§ **Task prompt**
Search the material below for the string "values" and list each line that holds it.

[Stored data entries]
# # # # #

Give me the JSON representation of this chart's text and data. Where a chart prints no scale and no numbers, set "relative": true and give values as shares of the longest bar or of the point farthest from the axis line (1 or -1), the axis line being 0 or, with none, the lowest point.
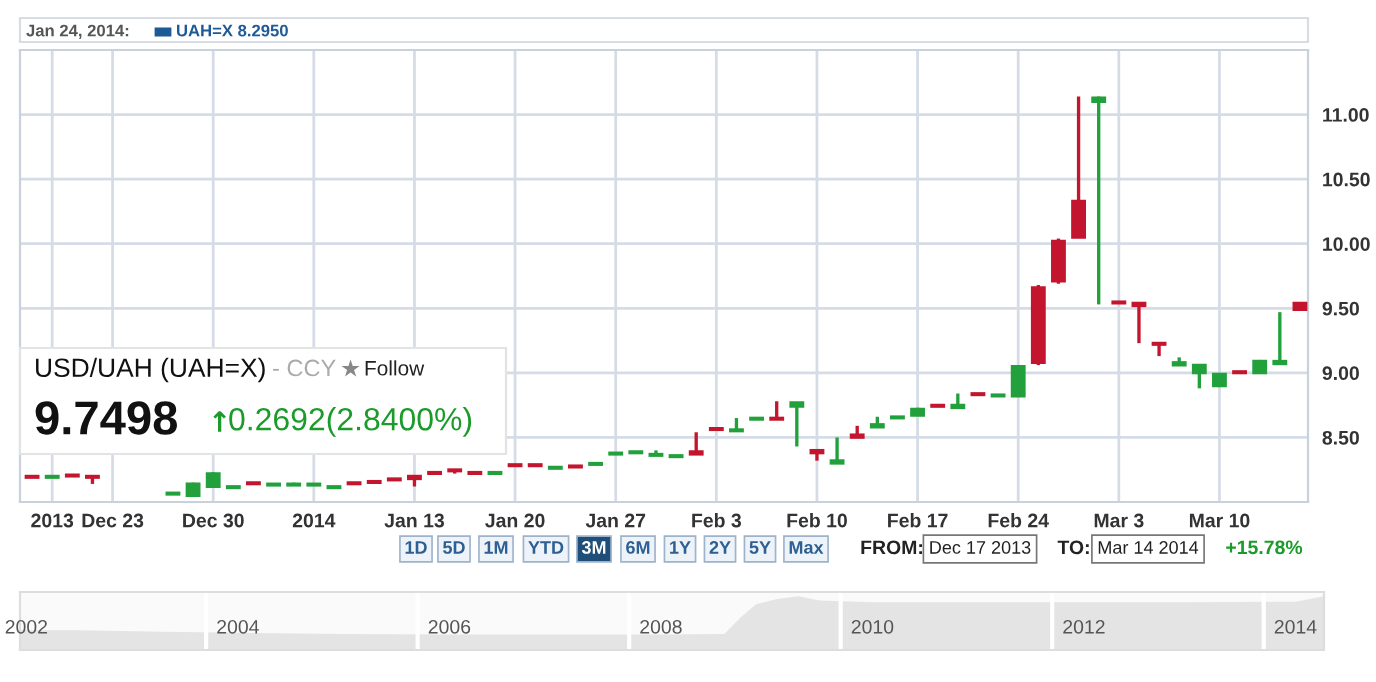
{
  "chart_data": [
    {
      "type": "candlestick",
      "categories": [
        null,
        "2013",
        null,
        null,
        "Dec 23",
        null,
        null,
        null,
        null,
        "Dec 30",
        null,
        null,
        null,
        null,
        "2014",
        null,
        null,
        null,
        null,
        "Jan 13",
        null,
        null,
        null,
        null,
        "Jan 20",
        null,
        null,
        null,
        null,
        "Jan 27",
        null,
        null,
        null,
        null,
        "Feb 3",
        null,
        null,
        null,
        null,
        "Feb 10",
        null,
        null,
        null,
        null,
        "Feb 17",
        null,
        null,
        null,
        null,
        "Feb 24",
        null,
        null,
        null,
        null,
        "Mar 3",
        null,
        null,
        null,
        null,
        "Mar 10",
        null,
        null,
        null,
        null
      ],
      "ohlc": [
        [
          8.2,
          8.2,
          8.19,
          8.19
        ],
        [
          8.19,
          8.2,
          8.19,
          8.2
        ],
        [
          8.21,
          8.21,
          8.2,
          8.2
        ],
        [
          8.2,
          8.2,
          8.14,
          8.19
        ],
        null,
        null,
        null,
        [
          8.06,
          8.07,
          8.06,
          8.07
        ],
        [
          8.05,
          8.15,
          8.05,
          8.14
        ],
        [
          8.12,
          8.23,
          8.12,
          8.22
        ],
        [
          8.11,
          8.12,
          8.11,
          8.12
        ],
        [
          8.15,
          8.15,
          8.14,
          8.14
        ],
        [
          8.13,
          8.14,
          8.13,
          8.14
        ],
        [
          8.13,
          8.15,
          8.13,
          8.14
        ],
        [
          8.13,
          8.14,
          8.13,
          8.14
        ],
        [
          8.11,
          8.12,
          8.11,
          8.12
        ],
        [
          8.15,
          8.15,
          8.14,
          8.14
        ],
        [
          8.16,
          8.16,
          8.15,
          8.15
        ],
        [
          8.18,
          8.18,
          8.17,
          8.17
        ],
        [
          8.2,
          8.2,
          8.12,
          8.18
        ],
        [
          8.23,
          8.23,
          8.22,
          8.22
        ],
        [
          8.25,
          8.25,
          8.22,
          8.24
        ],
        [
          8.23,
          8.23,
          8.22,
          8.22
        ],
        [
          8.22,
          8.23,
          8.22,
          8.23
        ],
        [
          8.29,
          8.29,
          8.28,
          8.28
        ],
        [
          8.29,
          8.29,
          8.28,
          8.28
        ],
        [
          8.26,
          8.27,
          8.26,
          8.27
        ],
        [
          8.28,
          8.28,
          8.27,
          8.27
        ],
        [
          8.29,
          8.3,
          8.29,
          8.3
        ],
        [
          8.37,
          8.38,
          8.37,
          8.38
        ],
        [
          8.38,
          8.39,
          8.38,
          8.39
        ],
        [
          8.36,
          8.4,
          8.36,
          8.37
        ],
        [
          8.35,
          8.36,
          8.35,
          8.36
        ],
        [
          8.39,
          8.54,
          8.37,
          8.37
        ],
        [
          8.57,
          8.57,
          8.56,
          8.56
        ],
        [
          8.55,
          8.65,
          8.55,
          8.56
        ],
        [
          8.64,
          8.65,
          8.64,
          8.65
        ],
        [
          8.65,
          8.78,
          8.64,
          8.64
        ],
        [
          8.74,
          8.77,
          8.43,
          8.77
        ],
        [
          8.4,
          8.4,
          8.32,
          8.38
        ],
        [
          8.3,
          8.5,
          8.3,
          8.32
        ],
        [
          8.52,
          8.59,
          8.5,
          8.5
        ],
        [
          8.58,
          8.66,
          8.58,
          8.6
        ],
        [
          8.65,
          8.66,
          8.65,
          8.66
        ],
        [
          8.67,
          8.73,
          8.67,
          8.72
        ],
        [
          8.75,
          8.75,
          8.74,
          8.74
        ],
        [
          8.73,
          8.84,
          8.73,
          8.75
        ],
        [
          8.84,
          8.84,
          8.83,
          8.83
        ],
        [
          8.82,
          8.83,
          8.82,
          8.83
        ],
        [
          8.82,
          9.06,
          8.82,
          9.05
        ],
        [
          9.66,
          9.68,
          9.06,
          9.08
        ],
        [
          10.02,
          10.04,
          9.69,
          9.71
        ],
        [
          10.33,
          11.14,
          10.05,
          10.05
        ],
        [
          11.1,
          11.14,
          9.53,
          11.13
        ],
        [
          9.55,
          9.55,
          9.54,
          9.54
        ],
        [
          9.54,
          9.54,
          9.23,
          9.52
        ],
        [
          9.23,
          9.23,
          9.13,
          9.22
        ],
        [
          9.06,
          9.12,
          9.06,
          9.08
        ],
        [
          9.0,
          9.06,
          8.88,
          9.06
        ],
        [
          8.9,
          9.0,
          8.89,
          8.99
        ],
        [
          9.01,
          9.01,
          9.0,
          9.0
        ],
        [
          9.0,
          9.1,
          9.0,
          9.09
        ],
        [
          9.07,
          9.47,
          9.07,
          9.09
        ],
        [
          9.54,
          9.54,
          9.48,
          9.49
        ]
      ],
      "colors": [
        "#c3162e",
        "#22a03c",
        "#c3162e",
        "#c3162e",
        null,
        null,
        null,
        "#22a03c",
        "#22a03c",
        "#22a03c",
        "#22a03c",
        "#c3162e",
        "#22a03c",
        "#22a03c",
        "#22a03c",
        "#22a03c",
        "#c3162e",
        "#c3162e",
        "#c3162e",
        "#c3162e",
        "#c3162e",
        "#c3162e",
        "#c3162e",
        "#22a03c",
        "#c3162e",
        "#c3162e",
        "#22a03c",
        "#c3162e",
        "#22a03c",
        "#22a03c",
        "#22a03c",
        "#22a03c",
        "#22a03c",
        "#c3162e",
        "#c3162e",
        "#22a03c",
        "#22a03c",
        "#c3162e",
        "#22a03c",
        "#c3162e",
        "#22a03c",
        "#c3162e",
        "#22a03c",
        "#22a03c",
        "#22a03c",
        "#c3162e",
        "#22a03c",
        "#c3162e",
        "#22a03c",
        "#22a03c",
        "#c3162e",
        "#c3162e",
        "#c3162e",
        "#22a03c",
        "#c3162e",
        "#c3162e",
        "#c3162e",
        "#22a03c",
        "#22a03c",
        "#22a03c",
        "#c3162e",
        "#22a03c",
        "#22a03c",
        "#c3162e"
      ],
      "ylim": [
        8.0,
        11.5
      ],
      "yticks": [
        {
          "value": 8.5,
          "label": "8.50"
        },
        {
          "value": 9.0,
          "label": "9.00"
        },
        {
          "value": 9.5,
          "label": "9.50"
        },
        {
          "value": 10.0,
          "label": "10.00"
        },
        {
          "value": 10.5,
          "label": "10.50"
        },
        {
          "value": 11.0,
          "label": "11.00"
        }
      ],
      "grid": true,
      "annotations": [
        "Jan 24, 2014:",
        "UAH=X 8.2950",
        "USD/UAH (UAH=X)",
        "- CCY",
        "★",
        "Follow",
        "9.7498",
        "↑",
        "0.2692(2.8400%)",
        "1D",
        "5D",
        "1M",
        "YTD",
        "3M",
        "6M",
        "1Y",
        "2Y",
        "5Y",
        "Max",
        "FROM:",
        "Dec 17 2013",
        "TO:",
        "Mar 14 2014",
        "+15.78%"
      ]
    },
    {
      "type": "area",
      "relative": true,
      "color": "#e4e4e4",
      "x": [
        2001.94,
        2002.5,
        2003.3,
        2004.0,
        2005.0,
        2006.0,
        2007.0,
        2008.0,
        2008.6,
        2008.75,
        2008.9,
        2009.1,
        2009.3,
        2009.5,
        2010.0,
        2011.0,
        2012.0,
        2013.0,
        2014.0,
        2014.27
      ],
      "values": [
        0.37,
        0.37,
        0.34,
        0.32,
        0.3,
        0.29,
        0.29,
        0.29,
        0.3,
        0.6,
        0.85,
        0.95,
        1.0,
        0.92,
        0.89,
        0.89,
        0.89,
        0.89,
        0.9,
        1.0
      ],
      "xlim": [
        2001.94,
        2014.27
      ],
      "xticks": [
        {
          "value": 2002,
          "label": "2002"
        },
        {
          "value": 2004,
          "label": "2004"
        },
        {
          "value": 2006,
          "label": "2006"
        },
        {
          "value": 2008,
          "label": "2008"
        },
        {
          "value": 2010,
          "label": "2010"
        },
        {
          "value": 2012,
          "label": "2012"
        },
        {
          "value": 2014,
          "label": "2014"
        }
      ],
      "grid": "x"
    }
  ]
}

# # # # #

§ **Exercise solution**
Give me the JSON representation of this chart's text and data. Where a chart prints no scale and no numbers, set "relative": true and give values as shares of the longest bar or of the point farthest from the axis line (1 or -1), the axis line being 0 or, with none, the lowest point.
      "values": [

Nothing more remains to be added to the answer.